## START Records supplied

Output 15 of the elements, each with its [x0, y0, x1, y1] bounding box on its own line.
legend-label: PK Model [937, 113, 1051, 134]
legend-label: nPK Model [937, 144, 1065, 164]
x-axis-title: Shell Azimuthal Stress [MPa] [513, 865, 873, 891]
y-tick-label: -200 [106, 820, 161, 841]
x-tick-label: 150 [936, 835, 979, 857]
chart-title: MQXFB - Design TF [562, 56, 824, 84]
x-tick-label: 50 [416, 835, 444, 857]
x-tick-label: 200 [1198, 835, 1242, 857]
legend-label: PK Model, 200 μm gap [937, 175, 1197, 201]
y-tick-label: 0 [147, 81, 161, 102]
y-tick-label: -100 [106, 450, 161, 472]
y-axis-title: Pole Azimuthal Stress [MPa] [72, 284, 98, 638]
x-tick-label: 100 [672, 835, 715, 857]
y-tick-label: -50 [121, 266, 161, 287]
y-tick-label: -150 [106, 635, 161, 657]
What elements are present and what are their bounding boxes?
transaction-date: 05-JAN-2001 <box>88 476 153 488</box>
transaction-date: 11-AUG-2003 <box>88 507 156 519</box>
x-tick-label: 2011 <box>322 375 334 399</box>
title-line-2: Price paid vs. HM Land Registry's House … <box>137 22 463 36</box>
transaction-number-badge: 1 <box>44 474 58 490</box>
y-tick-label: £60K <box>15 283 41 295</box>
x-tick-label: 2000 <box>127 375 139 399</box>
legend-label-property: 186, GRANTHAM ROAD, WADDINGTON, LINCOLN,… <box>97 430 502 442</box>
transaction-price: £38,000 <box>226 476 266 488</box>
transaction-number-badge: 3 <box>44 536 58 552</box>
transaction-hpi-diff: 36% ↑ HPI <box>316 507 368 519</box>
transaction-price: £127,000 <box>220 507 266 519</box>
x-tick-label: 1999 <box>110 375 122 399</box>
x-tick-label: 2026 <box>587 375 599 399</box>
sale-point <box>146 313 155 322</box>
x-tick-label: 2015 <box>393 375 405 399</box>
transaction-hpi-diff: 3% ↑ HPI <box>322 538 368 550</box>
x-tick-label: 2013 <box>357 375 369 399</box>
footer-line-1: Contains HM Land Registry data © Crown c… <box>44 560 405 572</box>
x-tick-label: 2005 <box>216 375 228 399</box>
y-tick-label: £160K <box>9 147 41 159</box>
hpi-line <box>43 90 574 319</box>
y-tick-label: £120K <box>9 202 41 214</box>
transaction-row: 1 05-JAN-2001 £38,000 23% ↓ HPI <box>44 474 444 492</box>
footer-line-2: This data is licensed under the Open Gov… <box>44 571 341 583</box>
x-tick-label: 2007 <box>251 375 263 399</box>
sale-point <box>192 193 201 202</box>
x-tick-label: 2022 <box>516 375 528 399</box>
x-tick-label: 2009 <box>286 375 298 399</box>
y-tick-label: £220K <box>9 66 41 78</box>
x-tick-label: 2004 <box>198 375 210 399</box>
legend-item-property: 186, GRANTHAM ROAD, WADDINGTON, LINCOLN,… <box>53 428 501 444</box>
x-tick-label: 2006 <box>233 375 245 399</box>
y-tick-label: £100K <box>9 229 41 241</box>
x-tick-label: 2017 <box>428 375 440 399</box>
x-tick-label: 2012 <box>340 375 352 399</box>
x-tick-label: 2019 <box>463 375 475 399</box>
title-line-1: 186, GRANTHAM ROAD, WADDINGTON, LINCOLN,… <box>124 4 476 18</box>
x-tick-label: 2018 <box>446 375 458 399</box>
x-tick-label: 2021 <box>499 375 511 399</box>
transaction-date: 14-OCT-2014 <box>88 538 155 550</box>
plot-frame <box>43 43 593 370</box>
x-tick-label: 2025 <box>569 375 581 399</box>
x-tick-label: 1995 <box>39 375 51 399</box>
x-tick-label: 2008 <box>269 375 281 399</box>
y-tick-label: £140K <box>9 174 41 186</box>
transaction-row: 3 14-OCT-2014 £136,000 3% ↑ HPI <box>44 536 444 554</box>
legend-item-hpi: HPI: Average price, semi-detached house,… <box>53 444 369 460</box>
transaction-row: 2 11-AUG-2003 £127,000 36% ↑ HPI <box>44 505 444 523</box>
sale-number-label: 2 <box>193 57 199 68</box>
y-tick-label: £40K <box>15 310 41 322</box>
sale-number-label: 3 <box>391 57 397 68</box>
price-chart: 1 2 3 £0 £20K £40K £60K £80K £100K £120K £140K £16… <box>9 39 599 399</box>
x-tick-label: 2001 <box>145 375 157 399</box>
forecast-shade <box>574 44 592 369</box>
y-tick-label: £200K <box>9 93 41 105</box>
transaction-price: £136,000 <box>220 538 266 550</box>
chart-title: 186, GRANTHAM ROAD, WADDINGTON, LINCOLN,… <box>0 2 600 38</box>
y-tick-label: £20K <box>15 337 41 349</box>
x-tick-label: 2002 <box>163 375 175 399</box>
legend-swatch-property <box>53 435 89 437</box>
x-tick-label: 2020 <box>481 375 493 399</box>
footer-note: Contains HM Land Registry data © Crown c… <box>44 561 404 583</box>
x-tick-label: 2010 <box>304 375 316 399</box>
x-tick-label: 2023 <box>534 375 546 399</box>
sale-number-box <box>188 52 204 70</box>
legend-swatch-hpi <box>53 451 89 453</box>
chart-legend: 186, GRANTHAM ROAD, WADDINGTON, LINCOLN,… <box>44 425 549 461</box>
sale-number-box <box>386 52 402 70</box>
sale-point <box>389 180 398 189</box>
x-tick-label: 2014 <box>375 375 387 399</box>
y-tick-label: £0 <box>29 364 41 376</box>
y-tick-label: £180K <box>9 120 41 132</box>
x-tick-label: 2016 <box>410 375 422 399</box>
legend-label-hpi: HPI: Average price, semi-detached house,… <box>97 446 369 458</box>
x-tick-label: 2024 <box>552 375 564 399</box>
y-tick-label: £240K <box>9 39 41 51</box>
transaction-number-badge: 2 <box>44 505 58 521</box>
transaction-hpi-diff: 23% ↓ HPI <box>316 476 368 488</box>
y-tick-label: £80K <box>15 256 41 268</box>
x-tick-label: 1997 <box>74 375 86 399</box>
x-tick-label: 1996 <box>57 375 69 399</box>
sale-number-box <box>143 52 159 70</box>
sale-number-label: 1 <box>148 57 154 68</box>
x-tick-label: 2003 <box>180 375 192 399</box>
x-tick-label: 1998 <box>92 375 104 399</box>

## END Records supplied

Problem description: Copy out all of the material above word for word.

Task solution:
Output 15 of the elements, each with its [x0, y0, x1, y1] bounding box on its own line.
legend-label: PK Model [937, 113, 1051, 134]
legend-label: nPK Model [937, 144, 1065, 164]
x-axis-title: Shell Azimuthal Stress [MPa] [513, 865, 873, 891]
y-tick-label: -200 [106, 820, 161, 841]
x-tick-label: 150 [936, 835, 979, 857]
chart-title: MQXFB - Design TF [562, 56, 824, 84]
x-tick-label: 50 [416, 835, 444, 857]
x-tick-label: 200 [1198, 835, 1242, 857]
legend-label: PK Model, 200 μm gap [937, 175, 1197, 201]
y-tick-label: 0 [147, 81, 161, 102]
y-tick-label: -100 [106, 450, 161, 472]
y-axis-title: Pole Azimuthal Stress [MPa] [72, 284, 98, 638]
x-tick-label: 100 [672, 835, 715, 857]
y-tick-label: -50 [121, 266, 161, 287]
y-tick-label: -150 [106, 635, 161, 657]
What elements are present and what are their bounding boxes?
transaction-date: 05-JAN-2001 <box>88 476 153 488</box>
transaction-date: 11-AUG-2003 <box>88 507 156 519</box>
x-tick-label: 2011 <box>322 375 334 399</box>
title-line-2: Price paid vs. HM Land Registry's House … <box>137 22 463 36</box>
transaction-number-badge: 1 <box>44 474 58 490</box>
y-tick-label: £60K <box>15 283 41 295</box>
x-tick-label: 2000 <box>127 375 139 399</box>
legend-label-property: 186, GRANTHAM ROAD, WADDINGTON, LINCOLN,… <box>97 430 502 442</box>
transaction-price: £38,000 <box>226 476 266 488</box>
transaction-number-badge: 3 <box>44 536 58 552</box>
transaction-hpi-diff: 36% ↑ HPI <box>316 507 368 519</box>
transaction-price: £127,000 <box>220 507 266 519</box>
x-tick-label: 1999 <box>110 375 122 399</box>
x-tick-label: 2026 <box>587 375 599 399</box>
sale-point <box>146 313 155 322</box>
x-tick-label: 2015 <box>393 375 405 399</box>
transaction-hpi-diff: 3% ↑ HPI <box>322 538 368 550</box>
x-tick-label: 2013 <box>357 375 369 399</box>
footer-line-1: Contains HM Land Registry data © Crown c… <box>44 560 405 572</box>
x-tick-label: 2005 <box>216 375 228 399</box>
y-tick-label: £160K <box>9 147 41 159</box>
hpi-line <box>43 90 574 319</box>
y-tick-label: £120K <box>9 202 41 214</box>
transaction-row: 1 05-JAN-2001 £38,000 23% ↓ HPI <box>44 474 444 492</box>
footer-line-2: This data is licensed under the Open Gov… <box>44 571 341 583</box>
x-tick-label: 2007 <box>251 375 263 399</box>
sale-point <box>192 193 201 202</box>
x-tick-label: 2022 <box>516 375 528 399</box>
x-tick-label: 2009 <box>286 375 298 399</box>
y-tick-label: £220K <box>9 66 41 78</box>
x-tick-label: 2004 <box>198 375 210 399</box>
legend-item-property: 186, GRANTHAM ROAD, WADDINGTON, LINCOLN,… <box>53 428 501 444</box>
x-tick-label: 2006 <box>233 375 245 399</box>
y-tick-label: £100K <box>9 229 41 241</box>
x-tick-label: 2017 <box>428 375 440 399</box>
x-tick-label: 2012 <box>340 375 352 399</box>
x-tick-label: 2019 <box>463 375 475 399</box>
title-line-1: 186, GRANTHAM ROAD, WADDINGTON, LINCOLN,… <box>124 4 476 18</box>
x-tick-label: 2018 <box>446 375 458 399</box>
x-tick-label: 2021 <box>499 375 511 399</box>
transaction-date: 14-OCT-2014 <box>88 538 155 550</box>
plot-frame <box>43 43 593 370</box>
x-tick-label: 2025 <box>569 375 581 399</box>
x-tick-label: 1995 <box>39 375 51 399</box>
x-tick-label: 2008 <box>269 375 281 399</box>
y-tick-label: £140K <box>9 174 41 186</box>
transaction-row: 3 14-OCT-2014 £136,000 3% ↑ HPI <box>44 536 444 554</box>
legend-item-hpi: HPI: Average price, semi-detached house,… <box>53 444 369 460</box>
transaction-row: 2 11-AUG-2003 £127,000 36% ↑ HPI <box>44 505 444 523</box>
sale-number-label: 2 <box>193 57 199 68</box>
y-tick-label: £40K <box>15 310 41 322</box>
sale-number-label: 3 <box>391 57 397 68</box>
price-chart: 1 2 3 £0 £20K £40K £60K £80K £100K £120K £140K £16… <box>9 39 599 399</box>
x-tick-label: 2001 <box>145 375 157 399</box>
forecast-shade <box>574 44 592 369</box>
y-tick-label: £200K <box>9 93 41 105</box>
transaction-price: £136,000 <box>220 538 266 550</box>
chart-title: 186, GRANTHAM ROAD, WADDINGTON, LINCOLN,… <box>0 2 600 38</box>
y-tick-label: £20K <box>15 337 41 349</box>
x-tick-label: 2002 <box>163 375 175 399</box>
legend-swatch-property <box>53 435 89 437</box>
x-tick-label: 2020 <box>481 375 493 399</box>
footer-note: Contains HM Land Registry data © Crown c… <box>44 561 404 583</box>
x-tick-label: 2010 <box>304 375 316 399</box>
x-tick-label: 2023 <box>534 375 546 399</box>
sale-number-box <box>188 52 204 70</box>
legend-swatch-hpi <box>53 451 89 453</box>
chart-legend: 186, GRANTHAM ROAD, WADDINGTON, LINCOLN,… <box>44 425 549 461</box>
sale-number-box <box>386 52 402 70</box>
sale-point <box>389 180 398 189</box>
x-tick-label: 2014 <box>375 375 387 399</box>
y-tick-label: £0 <box>29 364 41 376</box>
y-tick-label: £180K <box>9 120 41 132</box>
x-tick-label: 2016 <box>410 375 422 399</box>
legend-label-hpi: HPI: Average price, semi-detached house,… <box>97 446 369 458</box>
x-tick-label: 2024 <box>552 375 564 399</box>
y-tick-label: £240K <box>9 39 41 51</box>
transaction-number-badge: 2 <box>44 505 58 521</box>
transaction-hpi-diff: 23% ↓ HPI <box>316 476 368 488</box>
y-tick-label: £80K <box>15 256 41 268</box>
x-tick-label: 1997 <box>74 375 86 399</box>
x-tick-label: 1996 <box>57 375 69 399</box>
sale-number-box <box>143 52 159 70</box>
sale-number-label: 1 <box>148 57 154 68</box>
x-tick-label: 2003 <box>180 375 192 399</box>
x-tick-label: 1998 <box>92 375 104 399</box>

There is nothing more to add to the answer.